→ SHORT TASK
Each record below is to be reproduced without any change.

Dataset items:
[START]

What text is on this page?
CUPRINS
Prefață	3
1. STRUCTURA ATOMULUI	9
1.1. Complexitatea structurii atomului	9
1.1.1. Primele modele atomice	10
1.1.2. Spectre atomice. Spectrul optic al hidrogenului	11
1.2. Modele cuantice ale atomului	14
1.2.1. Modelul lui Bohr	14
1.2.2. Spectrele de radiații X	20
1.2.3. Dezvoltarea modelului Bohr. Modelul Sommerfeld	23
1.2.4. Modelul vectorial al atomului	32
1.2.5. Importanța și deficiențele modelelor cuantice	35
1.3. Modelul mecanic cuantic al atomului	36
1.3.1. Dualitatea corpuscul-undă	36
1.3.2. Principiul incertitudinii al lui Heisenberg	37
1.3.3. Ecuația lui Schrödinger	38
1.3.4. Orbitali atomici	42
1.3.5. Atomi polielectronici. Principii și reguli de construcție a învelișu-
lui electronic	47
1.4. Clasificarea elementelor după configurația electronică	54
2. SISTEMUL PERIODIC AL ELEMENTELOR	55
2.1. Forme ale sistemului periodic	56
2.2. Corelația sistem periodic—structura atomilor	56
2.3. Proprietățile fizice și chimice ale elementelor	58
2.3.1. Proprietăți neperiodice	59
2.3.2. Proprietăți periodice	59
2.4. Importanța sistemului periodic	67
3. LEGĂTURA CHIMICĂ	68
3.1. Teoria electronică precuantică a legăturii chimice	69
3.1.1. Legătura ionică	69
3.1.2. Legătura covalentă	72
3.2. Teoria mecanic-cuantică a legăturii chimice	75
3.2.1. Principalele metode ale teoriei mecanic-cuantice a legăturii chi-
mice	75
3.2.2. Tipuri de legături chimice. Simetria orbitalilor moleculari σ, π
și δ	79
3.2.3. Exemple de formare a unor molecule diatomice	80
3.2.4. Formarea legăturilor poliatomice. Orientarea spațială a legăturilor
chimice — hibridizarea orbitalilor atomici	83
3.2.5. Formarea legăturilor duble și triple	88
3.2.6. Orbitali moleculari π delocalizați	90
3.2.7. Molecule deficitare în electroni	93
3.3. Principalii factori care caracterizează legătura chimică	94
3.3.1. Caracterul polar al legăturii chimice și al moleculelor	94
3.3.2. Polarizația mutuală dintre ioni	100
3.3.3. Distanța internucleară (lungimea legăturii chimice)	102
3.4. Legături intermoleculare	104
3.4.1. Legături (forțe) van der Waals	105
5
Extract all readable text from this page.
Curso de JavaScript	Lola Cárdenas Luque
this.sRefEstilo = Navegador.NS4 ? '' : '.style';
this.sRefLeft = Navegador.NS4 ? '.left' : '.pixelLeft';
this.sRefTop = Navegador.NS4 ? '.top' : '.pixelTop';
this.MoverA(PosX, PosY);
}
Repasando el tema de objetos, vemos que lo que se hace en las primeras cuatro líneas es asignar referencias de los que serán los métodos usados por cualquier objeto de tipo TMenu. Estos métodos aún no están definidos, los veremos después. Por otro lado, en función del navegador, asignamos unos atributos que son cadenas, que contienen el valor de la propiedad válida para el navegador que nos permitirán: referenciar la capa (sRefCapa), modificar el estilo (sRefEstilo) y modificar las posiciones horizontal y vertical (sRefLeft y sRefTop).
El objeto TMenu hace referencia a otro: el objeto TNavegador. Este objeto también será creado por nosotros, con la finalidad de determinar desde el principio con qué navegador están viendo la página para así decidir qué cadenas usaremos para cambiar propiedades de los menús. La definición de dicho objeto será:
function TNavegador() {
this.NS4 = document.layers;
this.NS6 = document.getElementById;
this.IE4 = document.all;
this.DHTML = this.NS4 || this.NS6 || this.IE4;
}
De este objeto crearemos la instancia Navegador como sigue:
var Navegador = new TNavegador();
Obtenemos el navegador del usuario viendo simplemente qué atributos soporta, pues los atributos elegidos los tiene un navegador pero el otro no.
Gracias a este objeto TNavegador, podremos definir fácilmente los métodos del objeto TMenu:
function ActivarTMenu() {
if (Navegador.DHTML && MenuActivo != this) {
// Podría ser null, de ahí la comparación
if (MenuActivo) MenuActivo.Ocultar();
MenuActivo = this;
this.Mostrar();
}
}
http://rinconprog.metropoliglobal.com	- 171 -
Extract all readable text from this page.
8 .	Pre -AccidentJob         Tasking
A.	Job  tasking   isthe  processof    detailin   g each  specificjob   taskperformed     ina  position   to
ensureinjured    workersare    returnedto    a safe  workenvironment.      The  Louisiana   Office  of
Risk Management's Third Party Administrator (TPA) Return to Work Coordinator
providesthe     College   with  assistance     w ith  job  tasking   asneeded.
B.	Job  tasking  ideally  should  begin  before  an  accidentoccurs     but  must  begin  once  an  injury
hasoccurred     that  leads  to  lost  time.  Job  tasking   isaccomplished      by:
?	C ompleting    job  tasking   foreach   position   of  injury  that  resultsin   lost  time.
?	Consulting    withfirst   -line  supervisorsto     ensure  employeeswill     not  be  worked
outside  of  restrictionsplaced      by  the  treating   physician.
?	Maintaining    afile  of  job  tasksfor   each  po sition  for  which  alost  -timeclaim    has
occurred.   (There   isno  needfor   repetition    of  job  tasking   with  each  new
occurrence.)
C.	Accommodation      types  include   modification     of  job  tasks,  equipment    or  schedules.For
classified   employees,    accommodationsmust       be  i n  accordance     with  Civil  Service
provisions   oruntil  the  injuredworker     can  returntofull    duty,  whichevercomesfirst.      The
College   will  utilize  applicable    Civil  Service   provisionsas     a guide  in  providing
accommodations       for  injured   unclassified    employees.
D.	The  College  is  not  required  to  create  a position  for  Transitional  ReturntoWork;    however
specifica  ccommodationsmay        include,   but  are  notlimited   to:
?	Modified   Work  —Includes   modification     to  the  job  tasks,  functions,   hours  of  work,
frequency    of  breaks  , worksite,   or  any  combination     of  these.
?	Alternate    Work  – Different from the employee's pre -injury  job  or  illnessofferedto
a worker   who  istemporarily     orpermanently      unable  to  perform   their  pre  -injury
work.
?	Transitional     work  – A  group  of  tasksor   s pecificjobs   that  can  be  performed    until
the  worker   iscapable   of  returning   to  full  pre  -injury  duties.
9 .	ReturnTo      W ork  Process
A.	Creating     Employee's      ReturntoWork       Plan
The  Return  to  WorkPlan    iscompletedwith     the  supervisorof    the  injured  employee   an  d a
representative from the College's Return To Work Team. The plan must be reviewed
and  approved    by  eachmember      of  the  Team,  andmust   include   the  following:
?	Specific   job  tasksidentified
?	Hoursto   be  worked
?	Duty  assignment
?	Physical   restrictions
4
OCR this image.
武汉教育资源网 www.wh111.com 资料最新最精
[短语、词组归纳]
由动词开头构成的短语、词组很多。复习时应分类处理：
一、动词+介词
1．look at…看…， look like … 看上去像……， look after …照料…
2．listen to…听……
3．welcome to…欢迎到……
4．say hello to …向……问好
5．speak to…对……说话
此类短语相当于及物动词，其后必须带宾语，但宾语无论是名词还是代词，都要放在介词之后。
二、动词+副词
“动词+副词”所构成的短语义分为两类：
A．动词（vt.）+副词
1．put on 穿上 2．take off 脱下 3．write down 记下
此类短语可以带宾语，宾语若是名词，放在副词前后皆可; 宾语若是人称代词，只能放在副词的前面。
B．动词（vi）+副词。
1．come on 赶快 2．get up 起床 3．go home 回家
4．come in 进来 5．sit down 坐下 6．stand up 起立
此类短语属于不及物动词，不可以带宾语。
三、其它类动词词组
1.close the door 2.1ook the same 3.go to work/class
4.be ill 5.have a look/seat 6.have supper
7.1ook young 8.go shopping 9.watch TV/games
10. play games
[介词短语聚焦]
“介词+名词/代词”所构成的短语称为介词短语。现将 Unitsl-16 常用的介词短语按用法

[END]

→ FINISHED EXERCISE
What text is on this page?
CUPRINS
Prefață	3
1. STRUCTURA ATOMULUI	9
1.1. Complexitatea structurii atomului	9
1.1.1. Primele modele atomice	10
1.1.2. Spectre atomice. Spectrul optic al hidrogenului	11
1.2. Modele cuantice ale atomului	14
1.2.1. Modelul lui Bohr	14
1.2.2. Spectrele de radiații X	20
1.2.3. Dezvoltarea modelului Bohr. Modelul Sommerfeld	23
1.2.4. Modelul vectorial al atomului	32
1.2.5. Importanța și deficiențele modelelor cuantice	35
1.3. Modelul mecanic cuantic al atomului	36
1.3.1. Dualitatea corpuscul-undă	36
1.3.2. Principiul incertitudinii al lui Heisenberg	37
1.3.3. Ecuația lui Schrödinger	38
1.3.4. Orbitali atomici	42
1.3.5. Atomi polielectronici. Principii și reguli de construcție a învelișu-
lui electronic	47
1.4. Clasificarea elementelor după configurația electronică	54
2. SISTEMUL PERIODIC AL ELEMENTELOR	55
2.1. Forme ale sistemului periodic	56
2.2. Corelația sistem periodic—structura atomilor	56
2.3. Proprietățile fizice și chimice ale elementelor	58
2.3.1. Proprietăți neperiodice	59
2.3.2. Proprietăți periodice	59
2.4. Importanța sistemului periodic	67
3. LEGĂTURA CHIMICĂ	68
3.1. Teoria electronică precuantică a legăturii chimice	69
3.1.1. Legătura ionică	69
3.1.2. Legătura covalentă	72
3.2. Teoria mecanic-cuantică a legăturii chimice	75
3.2.1. Principalele metode ale teoriei mecanic-cuantice a legăturii chi-
mice	75
3.2.2. Tipuri de legături chimice. Simetria orbitalilor moleculari σ, π
și δ	79
3.2.3. Exemple de formare a unor molecule diatomice	80
3.2.4. Formarea legăturilor poliatomice. Orientarea spațială a legăturilor
chimice — hibridizarea orbitalilor atomici	83
3.2.5. Formarea legăturilor duble și triple	88
3.2.6. Orbitali moleculari π delocalizați	90
3.2.7. Molecule deficitare în electroni	93
3.3. Principalii factori care caracterizează legătura chimică	94
3.3.1. Caracterul polar al legăturii chimice și al moleculelor	94
3.3.2. Polarizația mutuală dintre ioni	100
3.3.3. Distanța internucleară (lungimea legăturii chimice)	102
3.4. Legături intermoleculare	104
3.4.1. Legături (forțe) van der Waals	105
5
Extract all readable text from this page.
Curso de JavaScript	Lola Cárdenas Luque
this.sRefEstilo = Navegador.NS4 ? '' : '.style';
this.sRefLeft = Navegador.NS4 ? '.left' : '.pixelLeft';
this.sRefTop = Navegador.NS4 ? '.top' : '.pixelTop';
this.MoverA(PosX, PosY);
}
Repasando el tema de objetos, vemos que lo que se hace en las primeras cuatro líneas es asignar referencias de los que serán los métodos usados por cualquier objeto de tipo TMenu. Estos métodos aún no están definidos, los veremos después. Por otro lado, en función del navegador, asignamos unos atributos que son cadenas, que contienen el valor de la propiedad válida para el navegador que nos permitirán: referenciar la capa (sRefCapa), modificar el estilo (sRefEstilo) y modificar las posiciones horizontal y vertical (sRefLeft y sRefTop).
El objeto TMenu hace referencia a otro: el objeto TNavegador. Este objeto también será creado por nosotros, con la finalidad de determinar desde el principio con qué navegador están viendo la página para así decidir qué cadenas usaremos para cambiar propiedades de los menús. La definición de dicho objeto será:
function TNavegador() {
this.NS4 = document.layers;
this.NS6 = document.getElementById;
this.IE4 = document.all;
this.DHTML = this.NS4 || this.NS6 || this.IE4;
}
De este objeto crearemos la instancia Navegador como sigue:
var Navegador = new TNavegador();
Obtenemos el navegador del usuario viendo simplemente qué atributos soporta, pues los atributos elegidos los tiene un navegador pero el otro no.
Gracias a este objeto TNavegador, podremos definir fácilmente los métodos del objeto TMenu:
function ActivarTMenu() {
if (Navegador.DHTML && MenuActivo != this) {
// Podría ser null, de ahí la comparación
if (MenuActivo) MenuActivo.Ocultar();
MenuActivo = this;
this.Mostrar();
}
}
http://rinconprog.metropoliglobal.com	- 171 -
Extract all readable text from this page.
8 .	Pre -AccidentJob         Tasking
A.	Job  tasking   isthe  processof    detailin   g each  specificjob   taskperformed     ina  position   to
ensureinjured    workersare    returnedto    a safe  workenvironment.      The  Louisiana   Office  of
Risk Management's Third Party Administrator (TPA) Return to Work Coordinator
providesthe     College   with  assistance     w ith  job  tasking   asneeded.
B.	Job  tasking  ideally  should  begin  before  an  accidentoccurs     but  must  begin  once  an  injury
hasoccurred     that  leads  to  lost  time.  Job  tasking   isaccomplished      by:
?	C ompleting    job  tasking   foreach   position   of  injury  that  resultsin   lost  time.
?	Consulting    withfirst   -line  supervisorsto     ensure  employeeswill     not  be  worked
outside  of  restrictionsplaced      by  the  treating   physician.
?	Maintaining    afile  of  job  tasksfor   each  po sition  for  which  alost  -timeclaim    has
occurred.   (There   isno  needfor   repetition    of  job  tasking   with  each  new
occurrence.)
C.	Accommodation      types  include   modification     of  job  tasks,  equipment    or  schedules.For
classified   employees,    accommodationsmust       be  i n  accordance     with  Civil  Service
provisions   oruntil  the  injuredworker     can  returntofull    duty,  whichevercomesfirst.      The
College   will  utilize  applicable    Civil  Service   provisionsas     a guide  in  providing
accommodations       for  injured   unclassified    employees.
D.	The  College  is  not  required  to  create  a position  for  Transitional  ReturntoWork;    however
specifica  ccommodationsmay        include,   but  are  notlimited   to:
?	Modified   Work  —Includes   modification     to  the  job  tasks,  functions,   hours  of  work,
frequency    of  breaks  , worksite,   or  any  combination     of  these.
?	Alternate    Work  – Different from the employee's pre -injury  job  or  illnessofferedto
a worker   who  istemporarily     orpermanently      unable  to  perform   their  pre  -injury
work.
?	Transitional     work  – A  group  of  tasksor   s pecificjobs   that  can  be  performed    until
the  worker   iscapable   of  returning   to  full  pre  -injury  duties.
9 .	ReturnTo      W ork  Process
A.	Creating     Employee's      ReturntoWork       Plan
The  Return  to  WorkPlan    iscompletedwith     the  supervisorof    the  injured  employee   an  d a
representative from the College's Return To Work Team. The plan must be reviewed
and  approved    by  eachmember      of  the  Team,  andmust   include   the  following:
?	Specific   job  tasksidentified
?	Hoursto   be  worked
?	Duty  assignment
?	Physical   restrictions
4
OCR this image.
武汉教育资源网 www.wh111.com 资料最新最精
[短语、词组归纳]
由动词开头构成的短语、词组很多。复习时应分类处理：
一、动词+介词
1．look at…看…， look like … 看上去像……， look after …照料…
2．listen to…听……
3．welcome to…欢迎到……
4．say hello to …向……问好
5．speak to…对……说话
此类短语相当于及物动词，其后必须带宾语，但宾语无论是名词还是代词，都要放在介词之后。
二、动词+副词
“动词+副词”所构成的短语义分为两类：
A．动词（vt.）+副词
1．put on 穿上 2．take off 脱下 3．write down 记下
此类短语可以带宾语，宾语若是名词，放在副词前后皆可; 宾语若是人称代词，只能放在副词的前面。
B．动词（vi）+副词。
1．come on 赶快 2．get up 起床 3．go home 回家
4．come in 进来 5．sit down 坐下 6．stand up 起立
此类短语属于不及物动词，不可以带宾语。
三、其它类动词词组
1.close the door 2.1ook the same 3.go to work/class
4.be ill 5.have a look/seat 6.have supper
7.1ook young 8.go shopping 9.watch TV/games
10. play games
[介词短语聚焦]
“介词+名词/代词”所构成的短语称为介词短语。现将 Unitsl-16 常用的介词短语按用法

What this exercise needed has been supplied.